----- EXCERPTED DATA -----

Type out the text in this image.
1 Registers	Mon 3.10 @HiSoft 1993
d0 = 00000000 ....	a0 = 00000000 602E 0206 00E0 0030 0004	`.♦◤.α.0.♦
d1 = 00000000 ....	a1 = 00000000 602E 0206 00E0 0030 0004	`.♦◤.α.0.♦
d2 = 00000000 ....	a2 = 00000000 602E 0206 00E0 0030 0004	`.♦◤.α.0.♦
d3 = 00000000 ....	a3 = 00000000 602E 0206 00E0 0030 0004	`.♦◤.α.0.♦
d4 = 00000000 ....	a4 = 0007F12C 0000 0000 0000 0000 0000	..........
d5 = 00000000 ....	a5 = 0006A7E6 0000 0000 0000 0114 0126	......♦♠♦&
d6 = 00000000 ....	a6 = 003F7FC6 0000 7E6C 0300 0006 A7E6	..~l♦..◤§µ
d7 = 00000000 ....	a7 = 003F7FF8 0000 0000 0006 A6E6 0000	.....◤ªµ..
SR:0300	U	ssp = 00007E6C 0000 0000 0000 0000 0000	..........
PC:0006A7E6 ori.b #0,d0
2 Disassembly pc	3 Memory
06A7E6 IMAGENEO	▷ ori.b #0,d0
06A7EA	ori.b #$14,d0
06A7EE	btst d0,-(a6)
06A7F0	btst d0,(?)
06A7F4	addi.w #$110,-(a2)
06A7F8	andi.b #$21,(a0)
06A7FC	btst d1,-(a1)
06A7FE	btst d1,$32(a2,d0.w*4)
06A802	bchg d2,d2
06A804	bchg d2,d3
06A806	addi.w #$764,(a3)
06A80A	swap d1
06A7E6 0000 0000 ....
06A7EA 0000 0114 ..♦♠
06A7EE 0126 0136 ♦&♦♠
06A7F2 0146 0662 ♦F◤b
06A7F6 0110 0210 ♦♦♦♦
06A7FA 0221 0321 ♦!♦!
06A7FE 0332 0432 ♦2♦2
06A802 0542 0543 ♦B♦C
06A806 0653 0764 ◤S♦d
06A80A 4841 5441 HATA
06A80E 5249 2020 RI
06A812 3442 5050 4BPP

-----

» **TASK**: Write down all the entries again without a single difference.

» **WRITTEN ANSWER**:
Type out the text in this image.
1 Registers	Mon 3.10 @HiSoft 1993
d0 = 00000000 ....	a0 = 00000000 602E 0206 00E0 0030 0004	`.♦◤.α.0.♦
d1 = 00000000 ....	a1 = 00000000 602E 0206 00E0 0030 0004	`.♦◤.α.0.♦
d2 = 00000000 ....	a2 = 00000000 602E 0206 00E0 0030 0004	`.♦◤.α.0.♦
d3 = 00000000 ....	a3 = 00000000 602E 0206 00E0 0030 0004	`.♦◤.α.0.♦
d4 = 00000000 ....	a4 = 0007F12C 0000 0000 0000 0000 0000	..........
d5 = 00000000 ....	a5 = 0006A7E6 0000 0000 0000 0114 0126	......♦♠♦&
d6 = 00000000 ....	a6 = 003F7FC6 0000 7E6C 0300 0006 A7E6	..~l♦..◤§µ
d7 = 00000000 ....	a7 = 003F7FF8 0000 0000 0006 A6E6 0000	.....◤ªµ..
SR:0300	U	ssp = 00007E6C 0000 0000 0000 0000 0000	..........
PC:0006A7E6 ori.b #0,d0
2 Disassembly pc	3 Memory
06A7E6 IMAGENEO	▷ ori.b #0,d0
06A7EA	ori.b #$14,d0
06A7EE	btst d0,-(a6)
06A7F0	btst d0,(?)
06A7F4	addi.w #$110,-(a2)
06A7F8	andi.b #$21,(a0)
06A7FC	btst d1,-(a1)
06A7FE	btst d1,$32(a2,d0.w*4)
06A802	bchg d2,d2
06A804	bchg d2,d3
06A806	addi.w #$764,(a3)
06A80A	swap d1
06A7E6 0000 0000 ....
06A7EA 0000 0114 ..♦♠
06A7EE 0126 0136 ♦&♦♠
06A7F2 0146 0662 ♦F◤b
06A7F6 0110 0210 ♦♦♦♦
06A7FA 0221 0321 ♦!♦!
06A7FE 0332 0432 ♦2♦2
06A802 0542 0543 ♦B♦C
06A806 0653 0764 ◤S♦d
06A80A 4841 5441 HATA
06A80E 5249 2020 RI
06A812 3442 5050 4BPP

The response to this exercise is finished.